> _Written instruction_: Below is a set of records; print all of them exactly as written.

========

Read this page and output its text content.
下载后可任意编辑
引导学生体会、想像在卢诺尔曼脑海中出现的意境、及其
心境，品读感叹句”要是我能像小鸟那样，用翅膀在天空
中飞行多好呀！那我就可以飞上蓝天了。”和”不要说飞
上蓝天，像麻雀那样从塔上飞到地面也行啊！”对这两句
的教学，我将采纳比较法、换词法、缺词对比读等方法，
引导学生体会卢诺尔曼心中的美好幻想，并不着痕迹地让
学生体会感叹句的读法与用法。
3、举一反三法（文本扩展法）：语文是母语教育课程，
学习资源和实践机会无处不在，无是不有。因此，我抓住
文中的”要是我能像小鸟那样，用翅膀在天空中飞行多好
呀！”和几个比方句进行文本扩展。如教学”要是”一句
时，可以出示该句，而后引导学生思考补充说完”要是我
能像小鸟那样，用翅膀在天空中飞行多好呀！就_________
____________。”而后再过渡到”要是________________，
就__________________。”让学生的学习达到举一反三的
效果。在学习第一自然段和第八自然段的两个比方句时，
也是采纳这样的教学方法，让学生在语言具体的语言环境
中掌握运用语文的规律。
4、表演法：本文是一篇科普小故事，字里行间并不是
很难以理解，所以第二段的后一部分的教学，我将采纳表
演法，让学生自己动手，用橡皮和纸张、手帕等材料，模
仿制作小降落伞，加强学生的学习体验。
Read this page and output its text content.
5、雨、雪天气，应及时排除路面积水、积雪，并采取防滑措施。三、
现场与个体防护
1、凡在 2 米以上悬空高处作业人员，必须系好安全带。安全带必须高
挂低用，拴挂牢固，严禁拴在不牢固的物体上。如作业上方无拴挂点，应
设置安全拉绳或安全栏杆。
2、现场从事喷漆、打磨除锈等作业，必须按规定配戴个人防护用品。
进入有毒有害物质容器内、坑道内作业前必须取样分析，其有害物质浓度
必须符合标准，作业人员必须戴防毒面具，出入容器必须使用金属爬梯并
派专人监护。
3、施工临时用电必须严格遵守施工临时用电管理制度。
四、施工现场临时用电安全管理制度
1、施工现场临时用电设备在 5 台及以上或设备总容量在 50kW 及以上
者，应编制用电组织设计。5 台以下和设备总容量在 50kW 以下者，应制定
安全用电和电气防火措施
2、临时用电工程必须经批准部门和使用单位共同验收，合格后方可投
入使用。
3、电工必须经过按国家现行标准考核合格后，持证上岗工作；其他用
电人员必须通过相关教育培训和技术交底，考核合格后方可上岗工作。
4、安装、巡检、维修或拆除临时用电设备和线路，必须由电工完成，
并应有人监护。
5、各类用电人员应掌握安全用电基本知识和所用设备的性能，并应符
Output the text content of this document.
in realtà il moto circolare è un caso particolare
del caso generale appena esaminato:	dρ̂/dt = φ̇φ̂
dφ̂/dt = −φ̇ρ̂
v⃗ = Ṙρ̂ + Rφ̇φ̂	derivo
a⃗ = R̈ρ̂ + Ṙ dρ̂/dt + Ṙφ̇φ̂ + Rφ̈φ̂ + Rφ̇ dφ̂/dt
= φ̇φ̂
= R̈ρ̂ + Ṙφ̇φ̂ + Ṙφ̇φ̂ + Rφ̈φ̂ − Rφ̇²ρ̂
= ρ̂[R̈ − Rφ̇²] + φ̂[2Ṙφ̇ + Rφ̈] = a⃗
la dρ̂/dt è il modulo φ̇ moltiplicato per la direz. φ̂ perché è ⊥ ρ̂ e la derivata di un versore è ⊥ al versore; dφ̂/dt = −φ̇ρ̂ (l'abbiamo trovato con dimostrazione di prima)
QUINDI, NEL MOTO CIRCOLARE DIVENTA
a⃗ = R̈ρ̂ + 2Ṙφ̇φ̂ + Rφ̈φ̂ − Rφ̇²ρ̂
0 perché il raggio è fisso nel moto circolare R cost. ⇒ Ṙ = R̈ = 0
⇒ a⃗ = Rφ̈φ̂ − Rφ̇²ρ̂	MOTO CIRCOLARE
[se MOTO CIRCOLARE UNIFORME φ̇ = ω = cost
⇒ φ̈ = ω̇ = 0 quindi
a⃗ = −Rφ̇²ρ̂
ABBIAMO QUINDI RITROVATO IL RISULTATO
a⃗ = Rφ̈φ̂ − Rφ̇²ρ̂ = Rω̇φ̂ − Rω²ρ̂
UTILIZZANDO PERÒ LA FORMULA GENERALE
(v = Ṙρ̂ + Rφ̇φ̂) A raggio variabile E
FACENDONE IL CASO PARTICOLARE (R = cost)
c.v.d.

========

> _The solution_:
Read this page and output its text content.
下载后可任意编辑
引导学生体会、想像在卢诺尔曼脑海中出现的意境、及其
心境，品读感叹句”要是我能像小鸟那样，用翅膀在天空
中飞行多好呀！那我就可以飞上蓝天了。”和”不要说飞
上蓝天，像麻雀那样从塔上飞到地面也行啊！”对这两句
的教学，我将采纳比较法、换词法、缺词对比读等方法，
引导学生体会卢诺尔曼心中的美好幻想，并不着痕迹地让
学生体会感叹句的读法与用法。
3、举一反三法（文本扩展法）：语文是母语教育课程，
学习资源和实践机会无处不在，无是不有。因此，我抓住
文中的”要是我能像小鸟那样，用翅膀在天空中飞行多好
呀！”和几个比方句进行文本扩展。如教学”要是”一句
时，可以出示该句，而后引导学生思考补充说完”要是我
能像小鸟那样，用翅膀在天空中飞行多好呀！就_________
____________。”而后再过渡到”要是________________，
就__________________。”让学生的学习达到举一反三的
效果。在学习第一自然段和第八自然段的两个比方句时，
也是采纳这样的教学方法，让学生在语言具体的语言环境
中掌握运用语文的规律。
4、表演法：本文是一篇科普小故事，字里行间并不是
很难以理解，所以第二段的后一部分的教学，我将采纳表
演法，让学生自己动手，用橡皮和纸张、手帕等材料，模
仿制作小降落伞，加强学生的学习体验。
Read this page and output its text content.
5、雨、雪天气，应及时排除路面积水、积雪，并采取防滑措施。三、
现场与个体防护
1、凡在 2 米以上悬空高处作业人员，必须系好安全带。安全带必须高
挂低用，拴挂牢固，严禁拴在不牢固的物体上。如作业上方无拴挂点，应
设置安全拉绳或安全栏杆。
2、现场从事喷漆、打磨除锈等作业，必须按规定配戴个人防护用品。
进入有毒有害物质容器内、坑道内作业前必须取样分析，其有害物质浓度
必须符合标准，作业人员必须戴防毒面具，出入容器必须使用金属爬梯并
派专人监护。
3、施工临时用电必须严格遵守施工临时用电管理制度。
四、施工现场临时用电安全管理制度
1、施工现场临时用电设备在 5 台及以上或设备总容量在 50kW 及以上
者，应编制用电组织设计。5 台以下和设备总容量在 50kW 以下者，应制定
安全用电和电气防火措施
2、临时用电工程必须经批准部门和使用单位共同验收，合格后方可投
入使用。
3、电工必须经过按国家现行标准考核合格后，持证上岗工作；其他用
电人员必须通过相关教育培训和技术交底，考核合格后方可上岗工作。
4、安装、巡检、维修或拆除临时用电设备和线路，必须由电工完成，
并应有人监护。
5、各类用电人员应掌握安全用电基本知识和所用设备的性能，并应符
Output the text content of this document.
in realtà il moto circolare è un caso particolare
del caso generale appena esaminato:	dρ̂/dt = φ̇φ̂
dφ̂/dt = −φ̇ρ̂
v⃗ = Ṙρ̂ + Rφ̇φ̂	derivo
a⃗ = R̈ρ̂ + Ṙ dρ̂/dt + Ṙφ̇φ̂ + Rφ̈φ̂ + Rφ̇ dφ̂/dt
= φ̇φ̂
= R̈ρ̂ + Ṙφ̇φ̂ + Ṙφ̇φ̂ + Rφ̈φ̂ − Rφ̇²ρ̂
= ρ̂[R̈ − Rφ̇²] + φ̂[2Ṙφ̇ + Rφ̈] = a⃗
la dρ̂/dt è il modulo φ̇ moltiplicato per la direz. φ̂ perché è ⊥ ρ̂ e la derivata di un versore è ⊥ al versore; dφ̂/dt = −φ̇ρ̂ (l'abbiamo trovato con dimostrazione di prima)
QUINDI, NEL MOTO CIRCOLARE DIVENTA
a⃗ = R̈ρ̂ + 2Ṙφ̇φ̂ + Rφ̈φ̂ − Rφ̇²ρ̂
0 perché il raggio è fisso nel moto circolare R cost. ⇒ Ṙ = R̈ = 0
⇒ a⃗ = Rφ̈φ̂ − Rφ̇²ρ̂	MOTO CIRCOLARE
[se MOTO CIRCOLARE UNIFORME φ̇ = ω = cost
⇒ φ̈ = ω̇ = 0 quindi
a⃗ = −Rφ̇²ρ̂
ABBIAMO QUINDI RITROVATO IL RISULTATO
a⃗ = Rφ̈φ̂ − Rφ̇²ρ̂ = Rω̇φ̂ − Rω²ρ̂
UTILIZZANDO PERÒ LA FORMULA GENERALE
(v = Ṙρ̂ + Rφ̇φ̂) A raggio variabile E
FACENDONE IL CASO PARTICOLARE (R = cost)
c.v.d.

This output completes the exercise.